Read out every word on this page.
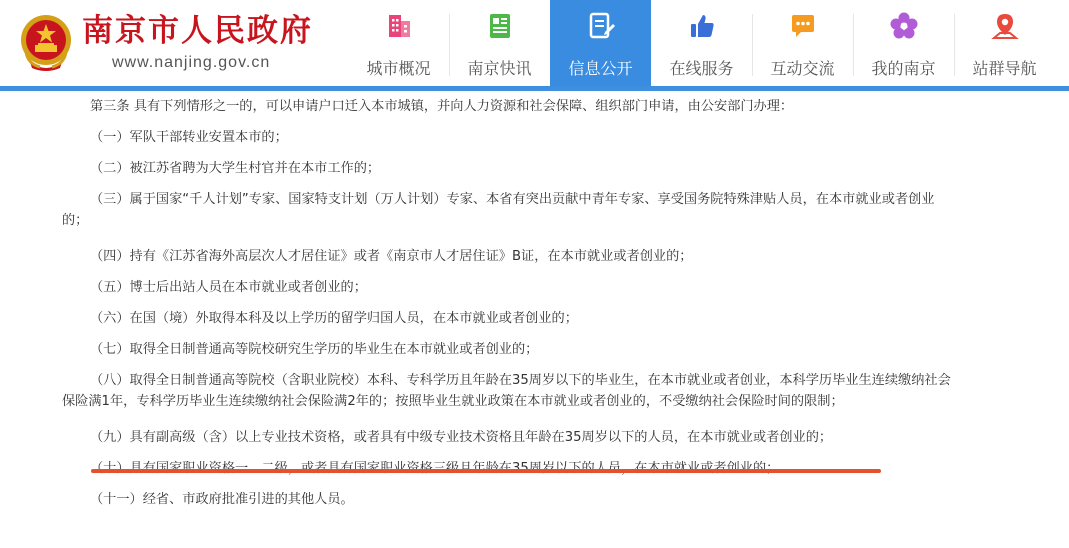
南京市人民政府
www.nanjing.gov.cn	城市概况	南京快讯	信息公开	在线服务	互动交流	我的南京	站群导航
第三条 具有下列情形之一的，可以申请户口迁入本市城镇，并向人力资源和社会保障、组织部门申请，由公安部门办理：
（一）军队干部转业安置本市的；
（二）被江苏省聘为大学生村官并在本市工作的；
（三）属于国家“千人计划”专家、国家特支计划（万人计划）专家、本省有突出贡献中青年专家、享受国务院特殊津贴人员，在本市就业或者创业
的；
（四）持有《江苏省海外高层次人才居住证》或者《南京市人才居住证》B证，在本市就业或者创业的；
（五）博士后出站人员在本市就业或者创业的；
（六）在国（境）外取得本科及以上学历的留学归国人员，在本市就业或者创业的；
（七）取得全日制普通高等院校研究生学历的毕业生在本市就业或者创业的；
（八）取得全日制普通高等院校（含职业院校）本科、专科学历且年龄在35周岁以下的毕业生，在本市就业或者创业，本科学历毕业生连续缴纳社会
保险满1年，专科学历毕业生连续缴纳社会保险满2年的；按照毕业生就业政策在本市就业或者创业的，不受缴纳社会保险时间的限制；
（九）具有副高级（含）以上专业技术资格，或者具有中级专业技术资格且年龄在35周岁以下的人员，在本市就业或者创业的；
（十一）经省、市政府批准引进的其他人员。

=== Challenge ===
Reproduce the data above in full, exactly as it is, with the pictures left out.

=== Correct response ===
Read out every word on this page.
南京市人民政府
www.nanjing.gov.cn	城市概况	南京快讯	信息公开	在线服务	互动交流	我的南京	站群导航
第三条 具有下列情形之一的，可以申请户口迁入本市城镇，并向人力资源和社会保障、组织部门申请，由公安部门办理：
（一）军队干部转业安置本市的；
（二）被江苏省聘为大学生村官并在本市工作的；
（三）属于国家“千人计划”专家、国家特支计划（万人计划）专家、本省有突出贡献中青年专家、享受国务院特殊津贴人员，在本市就业或者创业
的；
（四）持有《江苏省海外高层次人才居住证》或者《南京市人才居住证》B证，在本市就业或者创业的；
（五）博士后出站人员在本市就业或者创业的；
（六）在国（境）外取得本科及以上学历的留学归国人员，在本市就业或者创业的；
（七）取得全日制普通高等院校研究生学历的毕业生在本市就业或者创业的；
（八）取得全日制普通高等院校（含职业院校）本科、专科学历且年龄在35周岁以下的毕业生，在本市就业或者创业，本科学历毕业生连续缴纳社会
保险满1年，专科学历毕业生连续缴纳社会保险满2年的；按照毕业生就业政策在本市就业或者创业的，不受缴纳社会保险时间的限制；
（九）具有副高级（含）以上专业技术资格，或者具有中级专业技术资格且年龄在35周岁以下的人员，在本市就业或者创业的；
（十一）经省、市政府批准引进的其他人员。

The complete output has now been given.